───── INPUT RECORDS

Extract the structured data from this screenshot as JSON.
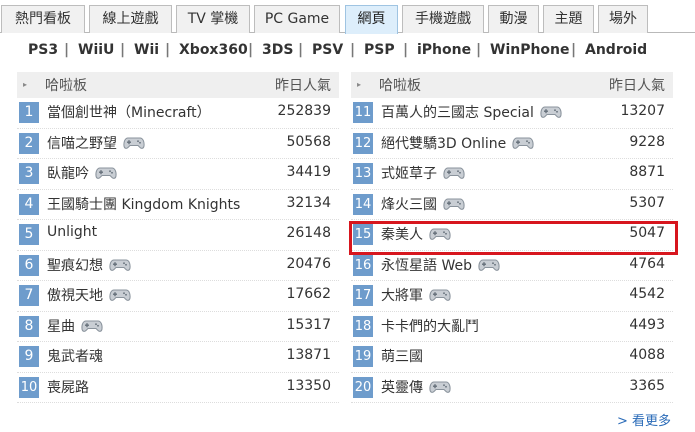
{
  "tabs": [
    {
      "label": "熱門看板"
    },
    {
      "label": "線上遊戲"
    },
    {
      "label": "TV 掌機"
    },
    {
      "label": "PC Game"
    },
    {
      "label": "網頁"
    },
    {
      "label": "手機遊戲"
    },
    {
      "label": "動漫"
    },
    {
      "label": "主題"
    },
    {
      "label": "場外"
    }
  ],
  "active_tab": "網頁",
  "platforms": [
    "PS3",
    "WiiU",
    "Wii",
    "Xbox360",
    "3DS",
    "PSV",
    "PSP",
    "iPhone",
    "WinPhone",
    "Android"
  ],
  "platform_separator": "|",
  "left_header": {
    "name": "哈啦板",
    "popularity": "昨日人氣"
  },
  "right_header": {
    "name": "哈啦板",
    "popularity": "昨日人氣"
  },
  "left_rows": [
    {
      "rank": "1",
      "title": "當個創世神（Minecraft）",
      "popularity": "252839",
      "gamepad": false
    },
    {
      "rank": "2",
      "title": "信喵之野望",
      "popularity": "50568",
      "gamepad": true
    },
    {
      "rank": "3",
      "title": "臥龍吟",
      "popularity": "34419",
      "gamepad": true
    },
    {
      "rank": "4",
      "title": "王國騎士團 Kingdom Knights",
      "popularity": "32134",
      "gamepad": false
    },
    {
      "rank": "5",
      "title": "Unlight",
      "popularity": "26148",
      "gamepad": false
    },
    {
      "rank": "6",
      "title": "聖痕幻想",
      "popularity": "20476",
      "gamepad": true
    },
    {
      "rank": "7",
      "title": "傲視天地",
      "popularity": "17662",
      "gamepad": true
    },
    {
      "rank": "8",
      "title": "星曲",
      "popularity": "15317",
      "gamepad": true
    },
    {
      "rank": "9",
      "title": "鬼武者魂",
      "popularity": "13871",
      "gamepad": false
    },
    {
      "rank": "10",
      "title": "喪屍路",
      "popularity": "13350",
      "gamepad": false
    }
  ],
  "right_rows": [
    {
      "rank": "11",
      "title": "百萬人的三國志 Special",
      "popularity": "13207",
      "gamepad": true
    },
    {
      "rank": "12",
      "title": "絕代雙驕3D Online",
      "popularity": "9228",
      "gamepad": true
    },
    {
      "rank": "13",
      "title": "式姬草子",
      "popularity": "8871",
      "gamepad": true
    },
    {
      "rank": "14",
      "title": "烽火三國",
      "popularity": "5307",
      "gamepad": true
    },
    {
      "rank": "15",
      "title": "秦美人",
      "popularity": "5047",
      "gamepad": true
    },
    {
      "rank": "16",
      "title": "永恆星語 Web",
      "popularity": "4764",
      "gamepad": true
    },
    {
      "rank": "17",
      "title": "大將軍",
      "popularity": "4542",
      "gamepad": true
    },
    {
      "rank": "18",
      "title": "卡卡們的大亂鬥",
      "popularity": "4493",
      "gamepad": false
    },
    {
      "rank": "19",
      "title": "萌三國",
      "popularity": "4088",
      "gamepad": false
    },
    {
      "rank": "20",
      "title": "英靈傳",
      "popularity": "3365",
      "gamepad": true
    }
  ],
  "highlighted_rank": "15",
  "highlight_color": "#d7161e",
  "rank_badge_color": "#6e9ccc",
  "more_link": "> 看更多",
  "icons": {
    "header_bullet": "bullet-icon",
    "row_badge": "gamepad-icon"
  }
}
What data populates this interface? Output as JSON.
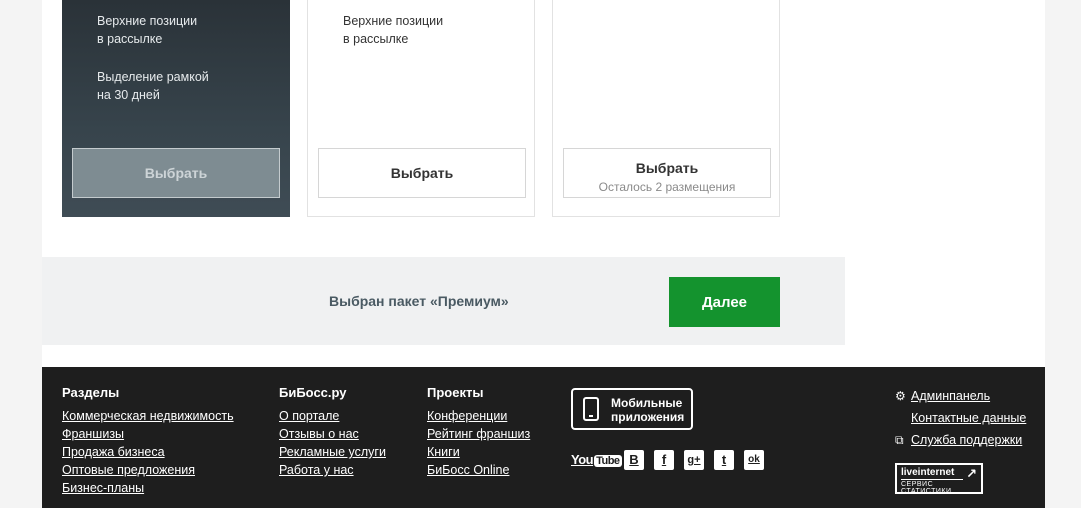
{
  "packages": [
    {
      "features": [
        "Верхние позиции|в рассылке",
        "Выделение рамкой|на 30 дней"
      ],
      "button_label": "Выбрать"
    },
    {
      "features": [
        "Верхние позиции|в рассылке"
      ],
      "button_label": "Выбрать"
    },
    {
      "features": [],
      "button_label": "Выбрать",
      "button_sub": "Осталось 2 размещения"
    }
  ],
  "summary": {
    "text": "Выбран пакет «Премиум»",
    "next_label": "Далее"
  },
  "footer": {
    "sections": {
      "title": "Разделы",
      "links": [
        "Коммерческая недвижимость",
        "Франшизы",
        "Продажа бизнеса",
        "Оптовые предложения",
        "Бизнес-планы"
      ]
    },
    "bibossru": {
      "title": "БиБосс.ру",
      "links": [
        "О портале",
        "Отзывы о нас",
        "Рекламные услуги",
        "Работа у нас"
      ]
    },
    "projects": {
      "title": "Проекты",
      "links": [
        "Конференции",
        "Рейтинг франшиз",
        "Книги",
        "БиБосс Online"
      ]
    },
    "mobile": {
      "line1": "Мобильные",
      "line2": "приложения"
    },
    "social": {
      "youtube_you": "You",
      "youtube_tube": "Tube",
      "vk": "В",
      "facebook": "f",
      "gplus": "g+",
      "twitter": "t",
      "ok": "ok"
    },
    "admin_links": [
      "Админпанель",
      "Контактные данные",
      "Служба поддержки"
    ],
    "liveinternet": {
      "name": "liveinternet",
      "sub": "СЕРВИС СТАТИСТИКИ"
    }
  },
  "colors": {
    "next_button": "#14932e",
    "premium_card": "#37444c",
    "footer": "#1e1e1e"
  }
}
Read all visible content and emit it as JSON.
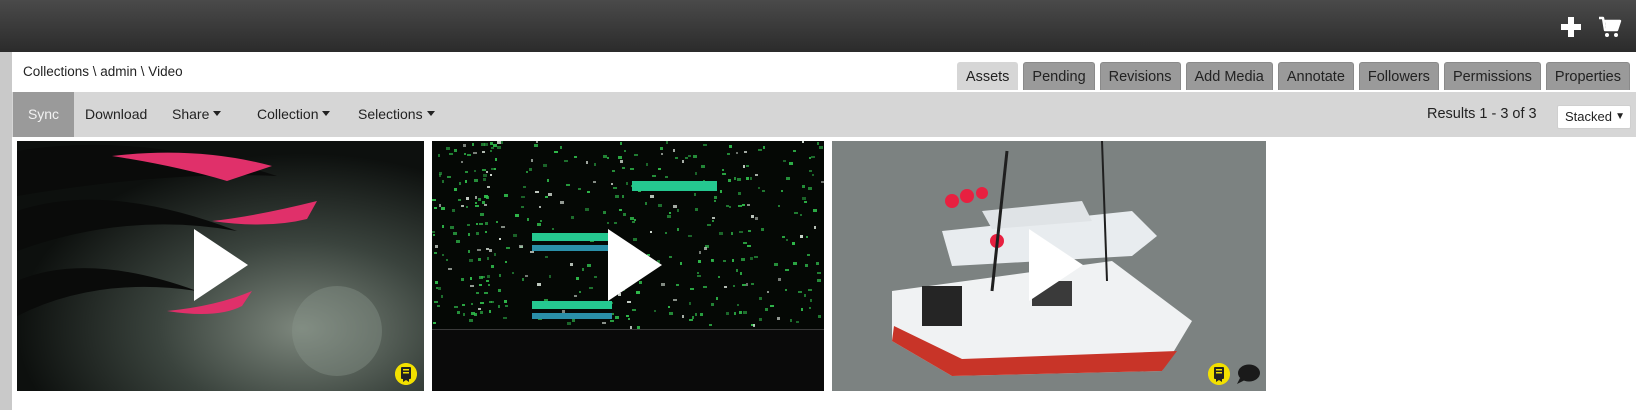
{
  "top_icons": [
    "plus-icon",
    "cart-icon"
  ],
  "breadcrumb": "Collections \\ admin \\ Video",
  "tabs": [
    "Assets",
    "Pending",
    "Revisions",
    "Add Media",
    "Annotate",
    "Followers",
    "Permissions",
    "Properties"
  ],
  "active_tab": "Assets",
  "toolbar": {
    "sync": "Sync",
    "download": "Download",
    "share": "Share",
    "collection": "Collection",
    "selections": "Selections"
  },
  "results": "Results 1 - 3 of 3",
  "view_mode": "Stacked",
  "colors": {
    "topbar": "#333333",
    "tab_inactive": "#9a9a9a",
    "tab_active": "#d6d6d6",
    "toolbar": "#d6d6d6",
    "sync_active": "#9a9a9a",
    "badge_yellow": "#f2e000"
  },
  "assets": [
    {
      "badges": [
        "certificate-icon"
      ]
    },
    {
      "badges": []
    },
    {
      "badges": [
        "certificate-icon",
        "comment-icon"
      ]
    }
  ]
}
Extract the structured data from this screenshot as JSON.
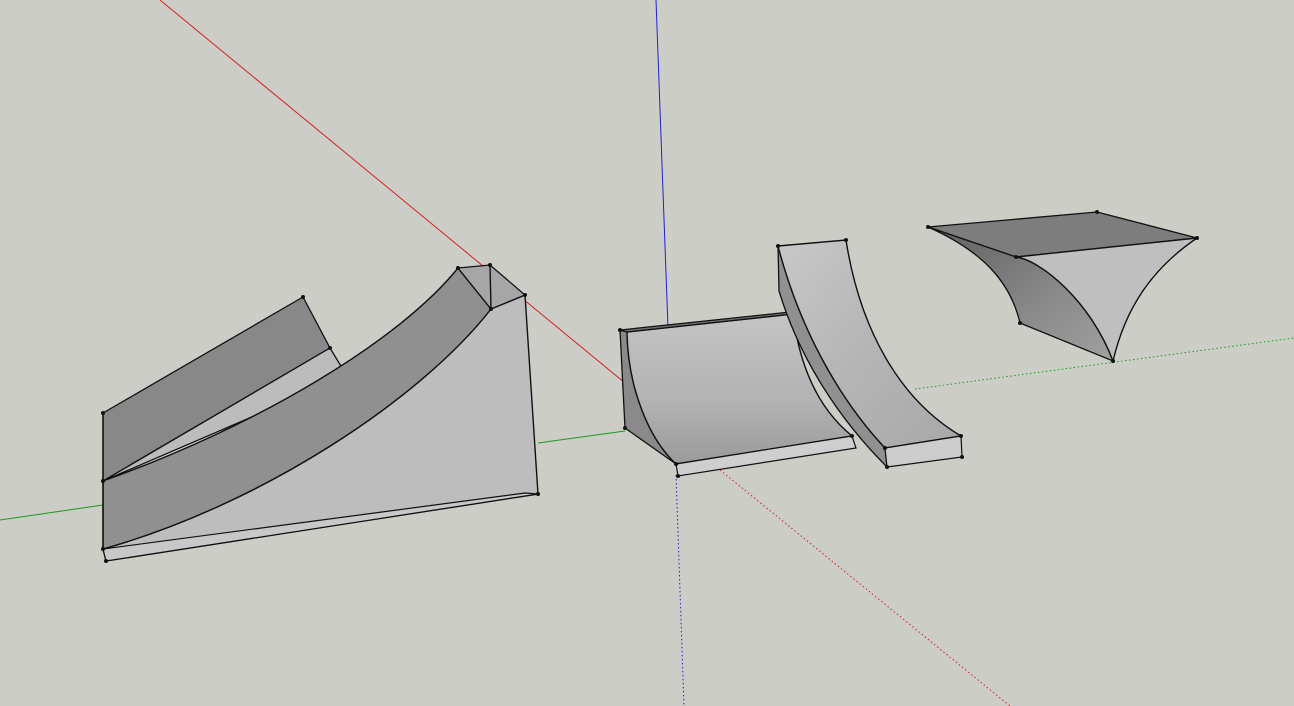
{
  "viewport": {
    "background_color": "#cdcdc8",
    "axes": {
      "red_axis_color": "#d22222",
      "green_axis_color": "#1a9a1a",
      "blue_axis_color": "#2222cc"
    },
    "face_colors": {
      "light": "#bdbdbd",
      "mid": "#a3a3a3",
      "dark": "#808080",
      "edge": "#111111"
    },
    "objects": [
      {
        "name": "curved-ramp-with-slope"
      },
      {
        "name": "quarter-pipe"
      },
      {
        "name": "curved-wall"
      },
      {
        "name": "curved-wedge"
      }
    ]
  }
}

──────────

* DIRECTIVE
Exactly reproduce each record, leaving out any pictures.

* TASK RESPONSE
Extract the structured data from this screenshot as JSON.
{
  "tabs": [
    {
      "label": "熱門看板"
    },
    {
      "label": "線上遊戲"
    },
    {
      "label": "TV 掌機"
    },
    {
      "label": "PC Game"
    },
    {
      "label": "網頁"
    },
    {
      "label": "手機遊戲"
    },
    {
      "label": "動漫"
    },
    {
      "label": "主題"
    },
    {
      "label": "場外"
    }
  ],
  "active_tab": "網頁",
  "platforms": [
    "PS3",
    "WiiU",
    "Wii",
    "Xbox360",
    "3DS",
    "PSV",
    "PSP",
    "iPhone",
    "WinPhone",
    "Android"
  ],
  "platform_separator": "|",
  "left_header": {
    "name": "哈啦板",
    "popularity": "昨日人氣"
  },
  "right_header": {
    "name": "哈啦板",
    "popularity": "昨日人氣"
  },
  "left_rows": [
    {
      "rank": "1",
      "title": "當個創世神（Minecraft）",
      "popularity": "252839",
      "gamepad": false
    },
    {
      "rank": "2",
      "title": "信喵之野望",
      "popularity": "50568",
      "gamepad": true
    },
    {
      "rank": "3",
      "title": "臥龍吟",
      "popularity": "34419",
      "gamepad": true
    },
    {
      "rank": "4",
      "title": "王國騎士團 Kingdom Knights",
      "popularity": "32134",
      "gamepad": false
    },
    {
      "rank": "5",
      "title": "Unlight",
      "popularity": "26148",
      "gamepad": false
    },
    {
      "rank": "6",
      "title": "聖痕幻想",
      "popularity": "20476",
      "gamepad": true
    },
    {
      "rank": "7",
      "title": "傲視天地",
      "popularity": "17662",
      "gamepad": true
    },
    {
      "rank": "8",
      "title": "星曲",
      "popularity": "15317",
      "gamepad": true
    },
    {
      "rank": "9",
      "title": "鬼武者魂",
      "popularity": "13871",
      "gamepad": false
    },
    {
      "rank": "10",
      "title": "喪屍路",
      "popularity": "13350",
      "gamepad": false
    }
  ],
  "right_rows": [
    {
      "rank": "11",
      "title": "百萬人的三國志 Special",
      "popularity": "13207",
      "gamepad": true
    },
    {
      "rank": "12",
      "title": "絕代雙驕3D Online",
      "popularity": "9228",
      "gamepad": true
    },
    {
      "rank": "13",
      "title": "式姬草子",
      "popularity": "8871",
      "gamepad": true
    },
    {
      "rank": "14",
      "title": "烽火三國",
      "popularity": "5307",
      "gamepad": true
    },
    {
      "rank": "15",
      "title": "秦美人",
      "popularity": "5047",
      "gamepad": true
    },
    {
      "rank": "16",
      "title": "永恆星語 Web",
      "popularity": "4764",
      "gamepad": true
    },
    {
      "rank": "17",
      "title": "大將軍",
      "popularity": "4542",
      "gamepad": true
    },
    {
      "rank": "18",
      "title": "卡卡們的大亂鬥",
      "popularity": "4493",
      "gamepad": false
    },
    {
      "rank": "19",
      "title": "萌三國",
      "popularity": "4088",
      "gamepad": false
    },
    {
      "rank": "20",
      "title": "英靈傳",
      "popularity": "3365",
      "gamepad": true
    }
  ],
  "highlighted_rank": "15",
  "highlight_color": "#d7161e",
  "rank_badge_color": "#6e9ccc",
  "more_link": "> 看更多",
  "icons": {
    "header_bullet": "bullet-icon",
    "row_badge": "gamepad-icon"
  }
}
What data populates this interface? Output as JSON.
{
  "packages": [
    {
      "features": [
        "Верхние позиции|в рассылке",
        "Выделение рамкой|на 30 дней"
      ],
      "button_label": "Выбрать"
    },
    {
      "features": [
        "Верхние позиции|в рассылке"
      ],
      "button_label": "Выбрать"
    },
    {
      "features": [],
      "button_label": "Выбрать",
      "button_sub": "Осталось 2 размещения"
    }
  ],
  "summary": {
    "text": "Выбран пакет «Премиум»",
    "next_label": "Далее"
  },
  "footer": {
    "sections": {
      "title": "Разделы",
      "links": [
        "Коммерческая недвижимость",
        "Франшизы",
        "Продажа бизнеса",
        "Оптовые предложения",
        "Бизнес-планы"
      ]
    },
    "bibossru": {
      "title": "БиБосс.ру",
      "links": [
        "О портале",
        "Отзывы о нас",
        "Рекламные услуги",
        "Работа у нас"
      ]
    },
    "projects": {
      "title": "Проекты",
      "links": [
        "Конференции",
        "Рейтинг франшиз",
        "Книги",
        "БиБосс Online"
      ]
    },
    "mobile": {
      "line1": "Мобильные",
      "line2": "приложения"
    },
    "social": {
      "youtube_you": "You",
      "youtube_tube": "Tube",
      "vk": "В",
      "facebook": "f",
      "gplus": "g+",
      "twitter": "t",
      "ok": "ok"
    },
    "admin_links": [
      "Админпанель",
      "Контактные данные",
      "Служба поддержки"
    ],
    "liveinternet": {
      "name": "liveinternet",
      "sub": "СЕРВИС СТАТИСТИКИ"
    }
  },
  "colors": {
    "next_button": "#14932e",
    "premium_card": "#37444c",
    "footer": "#1e1e1e"
  }
}
Read all visible content and emit it as JSON.
{
  "top_icons": [
    "plus-icon",
    "cart-icon"
  ],
  "breadcrumb": "Collections \\ admin \\ Video",
  "tabs": [
    "Assets",
    "Pending",
    "Revisions",
    "Add Media",
    "Annotate",
    "Followers",
    "Permissions",
    "Properties"
  ],
  "active_tab": "Assets",
  "toolbar": {
    "sync": "Sync",
    "download": "Download",
    "share": "Share",
    "collection": "Collection",
    "selections": "Selections"
  },
  "results": "Results 1 - 3 of 3",
  "view_mode": "Stacked",
  "colors": {
    "topbar": "#333333",
    "tab_inactive": "#9a9a9a",
    "tab_active": "#d6d6d6",
    "toolbar": "#d6d6d6",
    "sync_active": "#9a9a9a",
    "badge_yellow": "#f2e000"
  },
  "assets": [
    {
      "badges": [
        "certificate-icon"
      ]
    },
    {
      "badges": []
    },
    {
      "badges": [
        "certificate-icon",
        "comment-icon"
      ]
    }
  ]
}
Extract the structured data from this screenshot as JSON.
{
  "viewport": {
    "background_color": "#cdcdc8",
    "axes": {
      "red_axis_color": "#d22222",
      "green_axis_color": "#1a9a1a",
      "blue_axis_color": "#2222cc"
    },
    "face_colors": {
      "light": "#bdbdbd",
      "mid": "#a3a3a3",
      "dark": "#808080",
      "edge": "#111111"
    },
    "objects": [
      {
        "name": "curved-ramp-with-slope"
      },
      {
        "name": "quarter-pipe"
      },
      {
        "name": "curved-wall"
      },
      {
        "name": "curved-wedge"
      }
    ]
  }
}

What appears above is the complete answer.